**The problem**: Go through the lines below. Copy those with "name".

**Entries**:
=====
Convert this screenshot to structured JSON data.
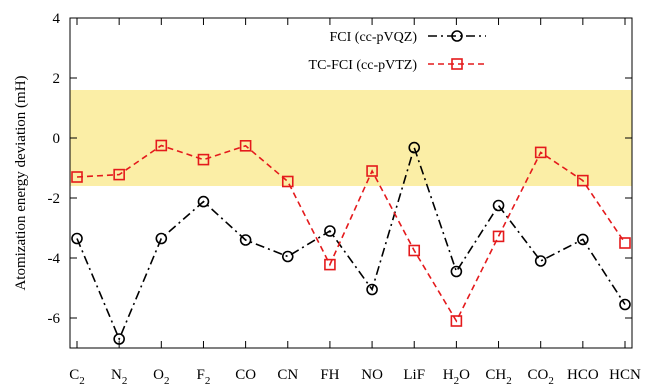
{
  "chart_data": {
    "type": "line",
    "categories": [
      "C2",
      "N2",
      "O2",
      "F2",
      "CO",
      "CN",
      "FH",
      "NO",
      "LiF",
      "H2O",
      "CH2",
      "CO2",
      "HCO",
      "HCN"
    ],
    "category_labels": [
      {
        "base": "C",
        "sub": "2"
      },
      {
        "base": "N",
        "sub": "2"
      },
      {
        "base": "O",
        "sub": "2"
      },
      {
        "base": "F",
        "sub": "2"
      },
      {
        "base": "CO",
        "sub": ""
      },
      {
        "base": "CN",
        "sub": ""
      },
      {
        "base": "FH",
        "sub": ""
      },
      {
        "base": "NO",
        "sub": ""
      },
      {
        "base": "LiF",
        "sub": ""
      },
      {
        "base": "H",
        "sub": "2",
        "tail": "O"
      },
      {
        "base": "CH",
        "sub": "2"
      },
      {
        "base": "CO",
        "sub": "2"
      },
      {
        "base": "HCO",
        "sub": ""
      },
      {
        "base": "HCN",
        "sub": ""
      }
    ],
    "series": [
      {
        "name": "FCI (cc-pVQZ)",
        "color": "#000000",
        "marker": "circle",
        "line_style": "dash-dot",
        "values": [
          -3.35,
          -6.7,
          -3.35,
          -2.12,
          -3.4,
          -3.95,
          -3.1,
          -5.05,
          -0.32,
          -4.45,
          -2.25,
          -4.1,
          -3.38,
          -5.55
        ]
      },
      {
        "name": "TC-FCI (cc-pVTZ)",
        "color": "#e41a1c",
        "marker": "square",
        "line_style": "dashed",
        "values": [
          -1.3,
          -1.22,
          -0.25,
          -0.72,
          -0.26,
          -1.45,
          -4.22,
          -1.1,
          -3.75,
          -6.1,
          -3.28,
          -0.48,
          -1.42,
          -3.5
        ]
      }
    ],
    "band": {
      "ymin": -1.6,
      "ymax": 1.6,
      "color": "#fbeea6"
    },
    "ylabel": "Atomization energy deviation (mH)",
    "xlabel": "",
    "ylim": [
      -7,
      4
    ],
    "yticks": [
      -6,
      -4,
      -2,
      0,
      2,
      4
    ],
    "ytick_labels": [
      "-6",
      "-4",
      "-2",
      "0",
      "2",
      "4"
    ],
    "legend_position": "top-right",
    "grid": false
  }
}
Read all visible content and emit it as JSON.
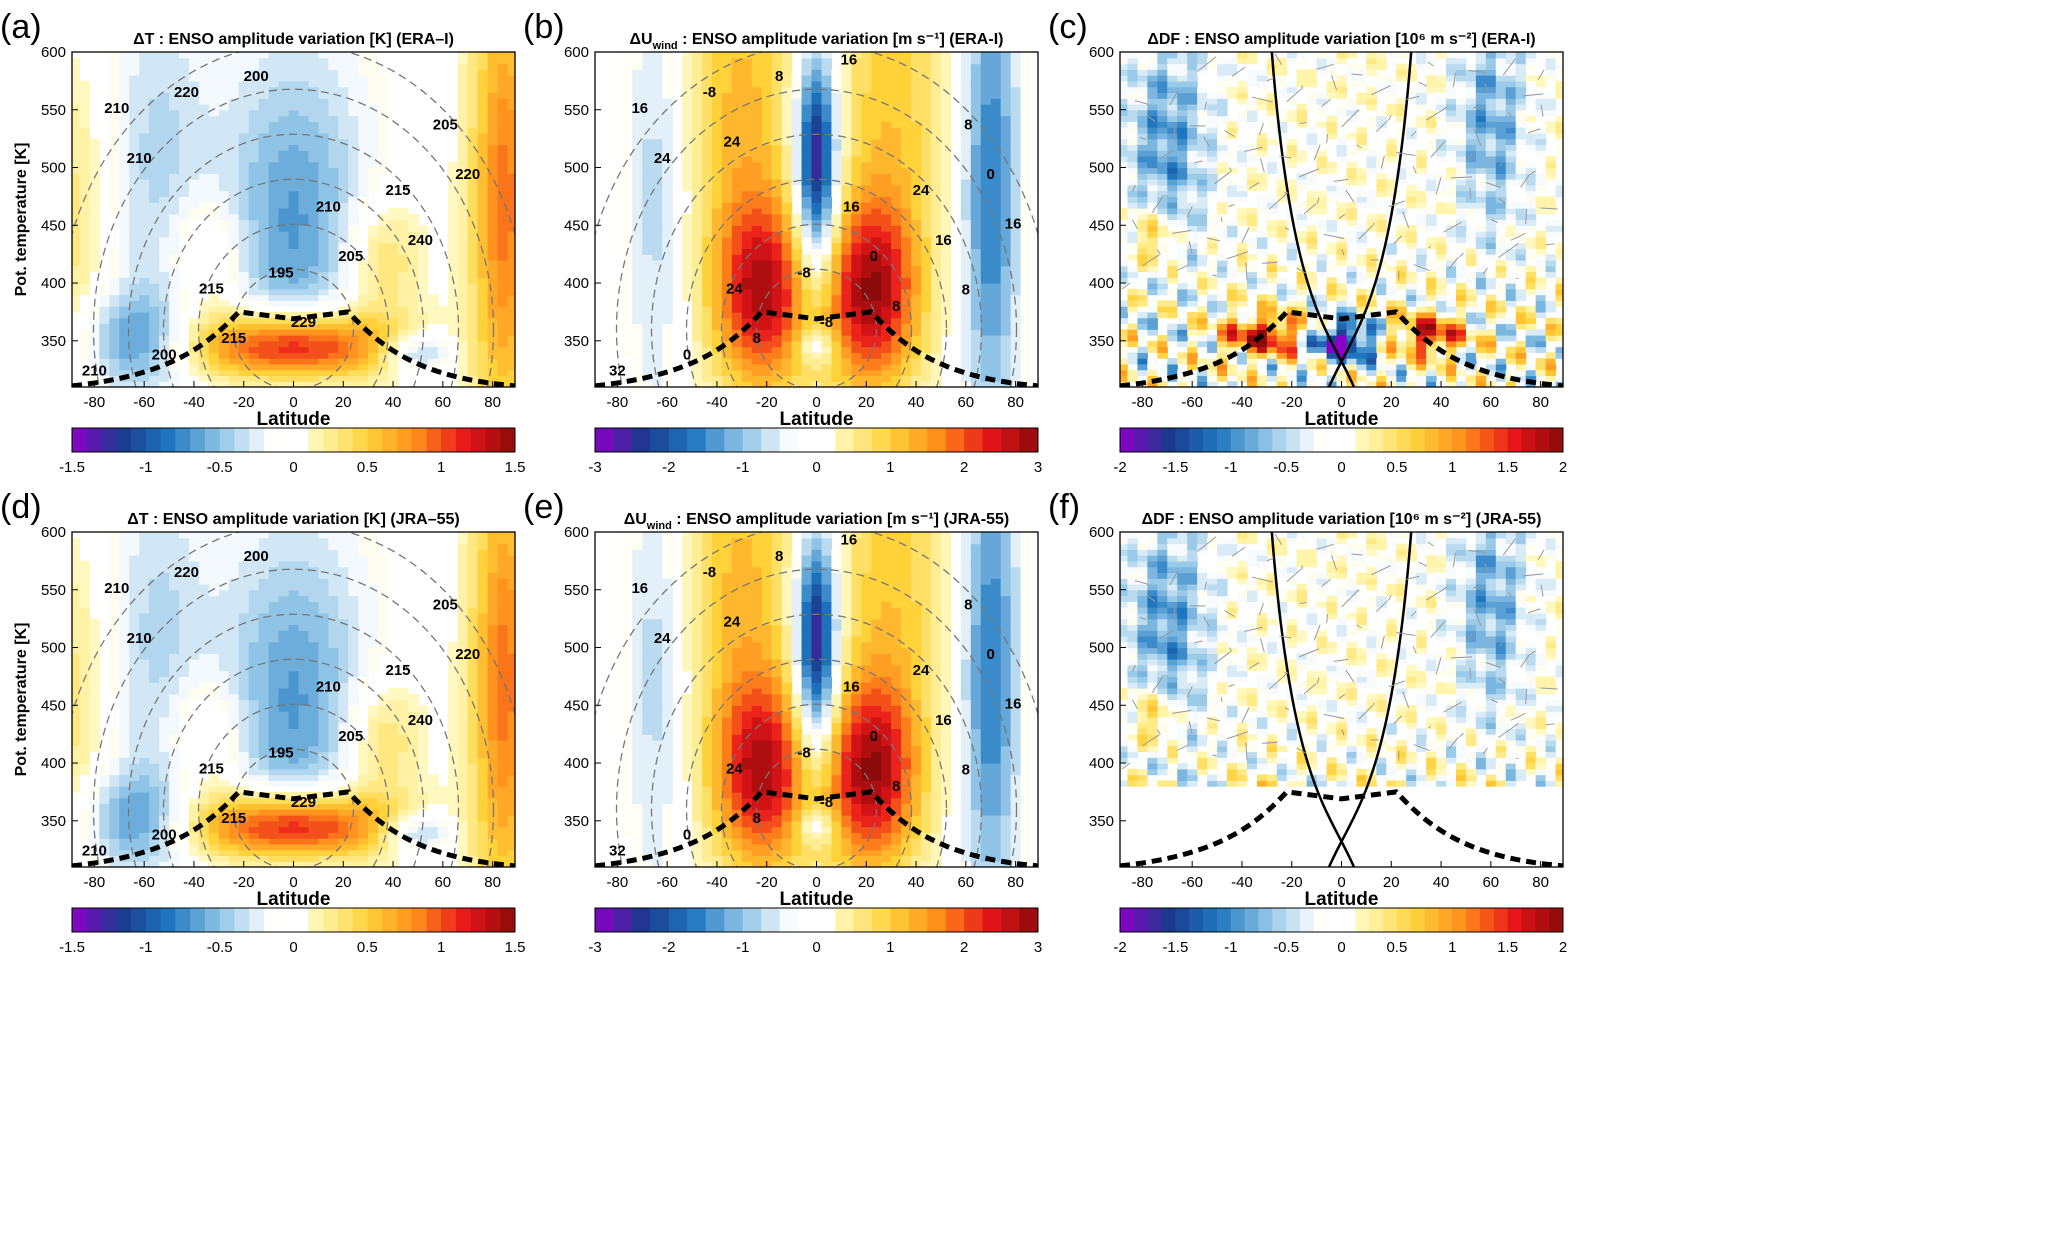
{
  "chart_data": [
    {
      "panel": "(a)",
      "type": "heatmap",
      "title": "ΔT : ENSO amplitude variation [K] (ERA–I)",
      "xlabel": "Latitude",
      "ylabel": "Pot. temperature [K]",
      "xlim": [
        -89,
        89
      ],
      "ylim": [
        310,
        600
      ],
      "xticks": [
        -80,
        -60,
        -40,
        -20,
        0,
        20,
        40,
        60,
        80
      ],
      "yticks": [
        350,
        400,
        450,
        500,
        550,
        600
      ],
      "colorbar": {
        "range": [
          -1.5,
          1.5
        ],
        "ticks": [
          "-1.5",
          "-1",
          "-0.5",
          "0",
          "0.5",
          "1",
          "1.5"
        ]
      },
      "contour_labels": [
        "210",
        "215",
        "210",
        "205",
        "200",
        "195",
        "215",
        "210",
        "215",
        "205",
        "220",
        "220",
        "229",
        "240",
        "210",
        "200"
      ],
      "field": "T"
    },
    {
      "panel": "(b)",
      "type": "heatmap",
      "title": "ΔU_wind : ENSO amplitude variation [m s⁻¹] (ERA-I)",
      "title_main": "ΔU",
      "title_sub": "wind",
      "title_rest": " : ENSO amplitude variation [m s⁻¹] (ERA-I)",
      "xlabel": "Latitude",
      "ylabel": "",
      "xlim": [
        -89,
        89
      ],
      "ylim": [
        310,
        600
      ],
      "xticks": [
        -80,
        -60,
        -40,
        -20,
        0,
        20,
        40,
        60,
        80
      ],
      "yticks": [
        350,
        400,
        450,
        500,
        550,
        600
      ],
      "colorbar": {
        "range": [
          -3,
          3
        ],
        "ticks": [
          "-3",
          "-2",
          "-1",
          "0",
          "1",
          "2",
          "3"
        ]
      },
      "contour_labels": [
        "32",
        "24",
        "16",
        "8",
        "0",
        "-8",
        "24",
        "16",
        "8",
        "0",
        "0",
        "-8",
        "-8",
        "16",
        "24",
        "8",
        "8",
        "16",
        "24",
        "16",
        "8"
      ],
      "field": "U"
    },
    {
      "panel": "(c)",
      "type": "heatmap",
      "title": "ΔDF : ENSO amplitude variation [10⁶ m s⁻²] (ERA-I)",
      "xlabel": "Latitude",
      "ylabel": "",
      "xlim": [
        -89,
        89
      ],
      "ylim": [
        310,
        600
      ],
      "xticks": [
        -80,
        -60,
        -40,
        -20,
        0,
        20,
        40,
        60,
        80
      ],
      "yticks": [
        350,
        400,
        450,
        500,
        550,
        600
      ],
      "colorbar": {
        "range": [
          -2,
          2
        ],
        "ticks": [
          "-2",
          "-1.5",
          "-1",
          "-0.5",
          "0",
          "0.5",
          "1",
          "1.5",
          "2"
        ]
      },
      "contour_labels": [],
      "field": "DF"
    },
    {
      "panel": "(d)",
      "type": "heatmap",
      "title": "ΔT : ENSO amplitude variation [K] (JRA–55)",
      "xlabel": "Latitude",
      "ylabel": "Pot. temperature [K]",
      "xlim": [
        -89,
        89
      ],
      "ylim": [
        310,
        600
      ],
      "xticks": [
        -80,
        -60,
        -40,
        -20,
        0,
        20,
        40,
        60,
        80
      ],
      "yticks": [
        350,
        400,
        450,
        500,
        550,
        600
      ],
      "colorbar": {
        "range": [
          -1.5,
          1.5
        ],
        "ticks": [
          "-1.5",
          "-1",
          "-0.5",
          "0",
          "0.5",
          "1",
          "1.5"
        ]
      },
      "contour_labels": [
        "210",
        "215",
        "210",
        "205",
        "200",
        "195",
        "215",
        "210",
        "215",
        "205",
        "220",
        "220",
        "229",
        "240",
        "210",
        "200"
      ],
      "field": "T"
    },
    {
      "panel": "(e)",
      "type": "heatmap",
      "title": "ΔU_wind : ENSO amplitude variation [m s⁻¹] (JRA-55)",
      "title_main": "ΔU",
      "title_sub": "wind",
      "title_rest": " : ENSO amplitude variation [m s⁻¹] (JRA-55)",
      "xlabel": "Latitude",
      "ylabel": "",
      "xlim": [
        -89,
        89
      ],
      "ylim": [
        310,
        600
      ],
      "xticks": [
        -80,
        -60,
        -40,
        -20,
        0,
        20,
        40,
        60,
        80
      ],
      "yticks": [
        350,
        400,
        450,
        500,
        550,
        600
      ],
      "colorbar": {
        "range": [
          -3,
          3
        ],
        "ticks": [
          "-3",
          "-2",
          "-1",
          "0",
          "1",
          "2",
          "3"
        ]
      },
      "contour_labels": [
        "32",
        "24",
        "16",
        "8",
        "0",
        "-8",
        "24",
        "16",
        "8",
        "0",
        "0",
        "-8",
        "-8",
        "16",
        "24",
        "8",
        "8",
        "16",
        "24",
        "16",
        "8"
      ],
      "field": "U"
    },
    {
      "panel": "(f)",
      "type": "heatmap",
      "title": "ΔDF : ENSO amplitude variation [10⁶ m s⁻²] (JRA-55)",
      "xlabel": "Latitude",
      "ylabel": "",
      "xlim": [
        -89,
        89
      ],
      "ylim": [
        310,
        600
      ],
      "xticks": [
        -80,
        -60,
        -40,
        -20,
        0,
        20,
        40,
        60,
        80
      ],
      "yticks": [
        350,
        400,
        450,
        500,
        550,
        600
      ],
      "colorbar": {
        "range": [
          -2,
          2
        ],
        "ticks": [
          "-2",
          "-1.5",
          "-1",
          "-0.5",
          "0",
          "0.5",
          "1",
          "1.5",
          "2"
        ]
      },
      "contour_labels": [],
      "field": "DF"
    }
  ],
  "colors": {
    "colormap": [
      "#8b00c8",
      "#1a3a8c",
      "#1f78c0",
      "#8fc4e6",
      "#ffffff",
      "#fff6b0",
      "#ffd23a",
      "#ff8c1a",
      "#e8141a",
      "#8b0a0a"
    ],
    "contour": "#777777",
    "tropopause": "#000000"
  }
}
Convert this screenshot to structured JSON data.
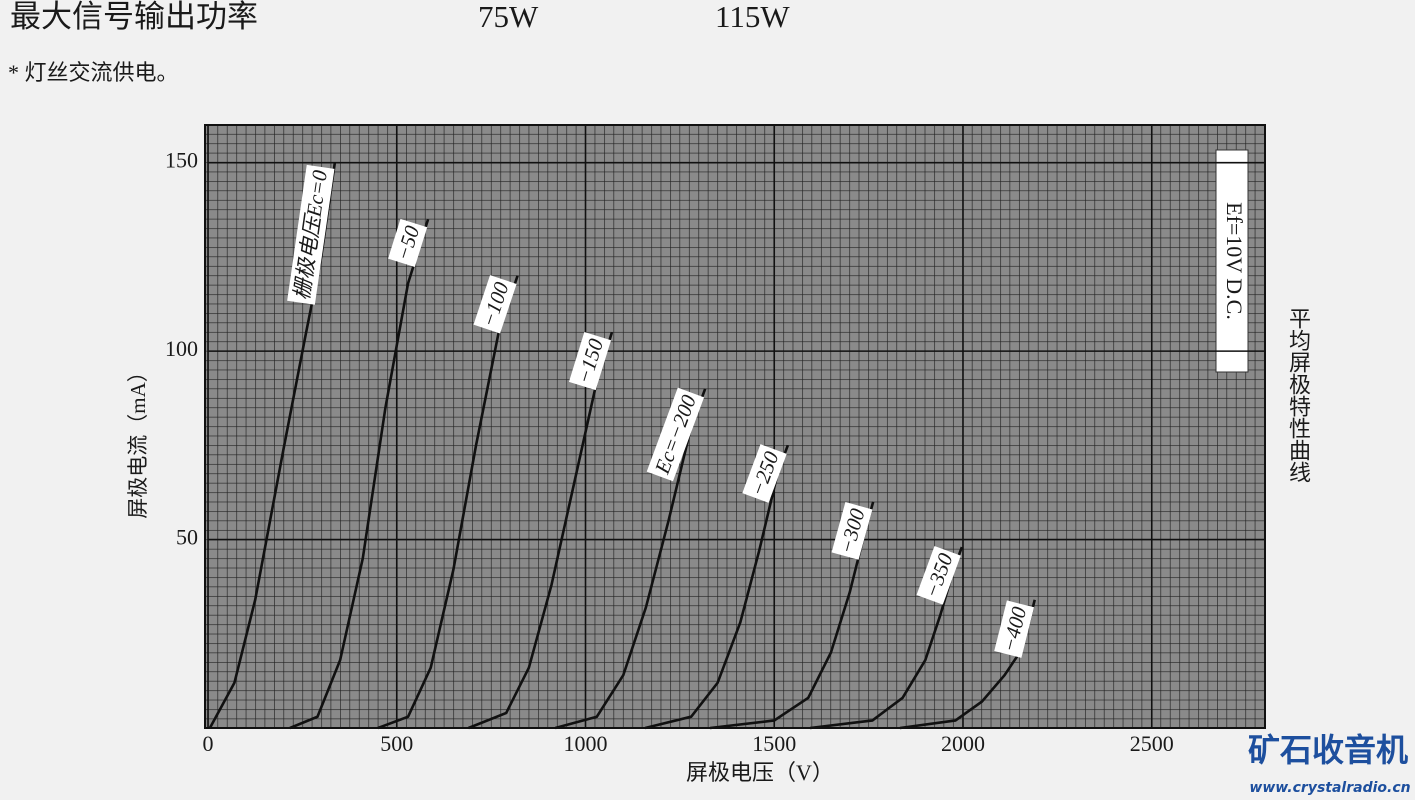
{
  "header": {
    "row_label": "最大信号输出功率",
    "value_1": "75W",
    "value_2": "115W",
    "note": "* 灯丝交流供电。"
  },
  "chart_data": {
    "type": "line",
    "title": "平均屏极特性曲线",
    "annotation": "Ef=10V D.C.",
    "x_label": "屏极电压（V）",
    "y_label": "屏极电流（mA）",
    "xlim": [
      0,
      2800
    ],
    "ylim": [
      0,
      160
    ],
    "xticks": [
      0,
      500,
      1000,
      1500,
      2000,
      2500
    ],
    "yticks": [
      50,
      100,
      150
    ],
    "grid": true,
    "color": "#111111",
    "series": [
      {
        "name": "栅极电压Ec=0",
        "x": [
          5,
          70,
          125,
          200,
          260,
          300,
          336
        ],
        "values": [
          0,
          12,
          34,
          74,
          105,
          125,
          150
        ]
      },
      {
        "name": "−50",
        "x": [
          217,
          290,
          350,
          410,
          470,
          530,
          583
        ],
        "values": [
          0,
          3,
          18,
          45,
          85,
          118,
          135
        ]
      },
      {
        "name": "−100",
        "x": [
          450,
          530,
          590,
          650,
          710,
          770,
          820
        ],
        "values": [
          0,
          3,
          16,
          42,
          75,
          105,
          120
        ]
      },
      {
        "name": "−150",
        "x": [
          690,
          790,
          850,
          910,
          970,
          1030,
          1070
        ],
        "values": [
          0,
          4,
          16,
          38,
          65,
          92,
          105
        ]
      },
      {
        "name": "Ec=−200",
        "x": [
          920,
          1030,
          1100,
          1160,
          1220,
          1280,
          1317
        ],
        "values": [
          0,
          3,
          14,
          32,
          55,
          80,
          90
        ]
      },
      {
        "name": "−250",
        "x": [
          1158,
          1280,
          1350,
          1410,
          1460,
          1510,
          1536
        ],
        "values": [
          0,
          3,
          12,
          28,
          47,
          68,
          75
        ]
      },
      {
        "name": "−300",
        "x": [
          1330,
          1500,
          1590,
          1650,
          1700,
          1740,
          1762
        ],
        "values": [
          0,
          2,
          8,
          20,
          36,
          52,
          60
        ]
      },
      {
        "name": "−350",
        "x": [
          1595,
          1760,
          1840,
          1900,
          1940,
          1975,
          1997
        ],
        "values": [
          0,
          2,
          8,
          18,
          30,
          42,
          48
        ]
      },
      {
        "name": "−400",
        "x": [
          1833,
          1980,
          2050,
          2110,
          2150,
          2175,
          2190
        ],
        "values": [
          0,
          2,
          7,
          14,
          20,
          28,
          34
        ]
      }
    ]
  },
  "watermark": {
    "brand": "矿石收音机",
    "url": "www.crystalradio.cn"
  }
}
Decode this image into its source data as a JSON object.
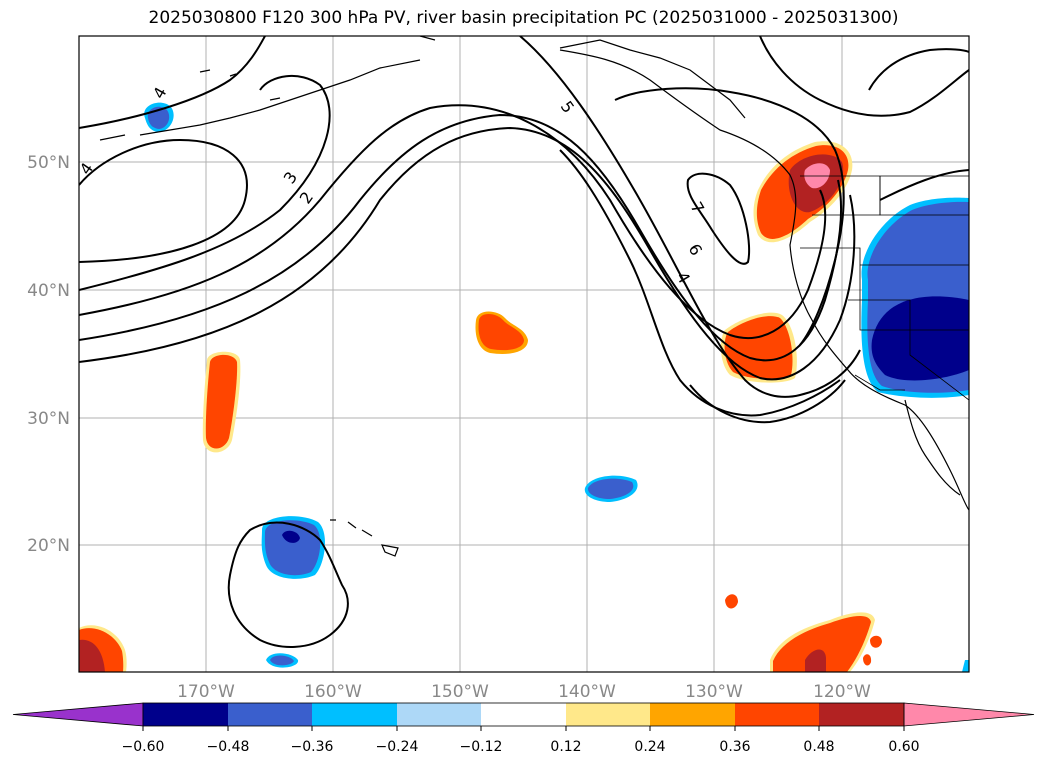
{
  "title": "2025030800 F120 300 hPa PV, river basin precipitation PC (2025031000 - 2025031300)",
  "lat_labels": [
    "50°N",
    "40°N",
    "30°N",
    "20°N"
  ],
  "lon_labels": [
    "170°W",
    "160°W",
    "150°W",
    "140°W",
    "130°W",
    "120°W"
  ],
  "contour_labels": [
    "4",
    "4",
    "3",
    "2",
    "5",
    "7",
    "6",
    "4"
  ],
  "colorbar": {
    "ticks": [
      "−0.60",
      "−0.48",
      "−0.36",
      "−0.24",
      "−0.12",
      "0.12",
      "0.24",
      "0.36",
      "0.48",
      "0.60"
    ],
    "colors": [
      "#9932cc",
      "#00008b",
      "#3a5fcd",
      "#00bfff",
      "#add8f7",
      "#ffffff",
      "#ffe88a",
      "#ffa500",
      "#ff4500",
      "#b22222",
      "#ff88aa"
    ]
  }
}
=====
**Solution to the exercise**:
        "name": "FCI (cc-pVQZ)",
        "name": "TC-FCI (cc-pVTZ)",
        "name": "栅极电压Ec=0",
        "name": "−50",
        "name": "−100",
        "name": "−150",
        "name": "Ec=−200",
        "name": "−250",
        "name": "−300",
        "name": "−350",
        "name": "−400",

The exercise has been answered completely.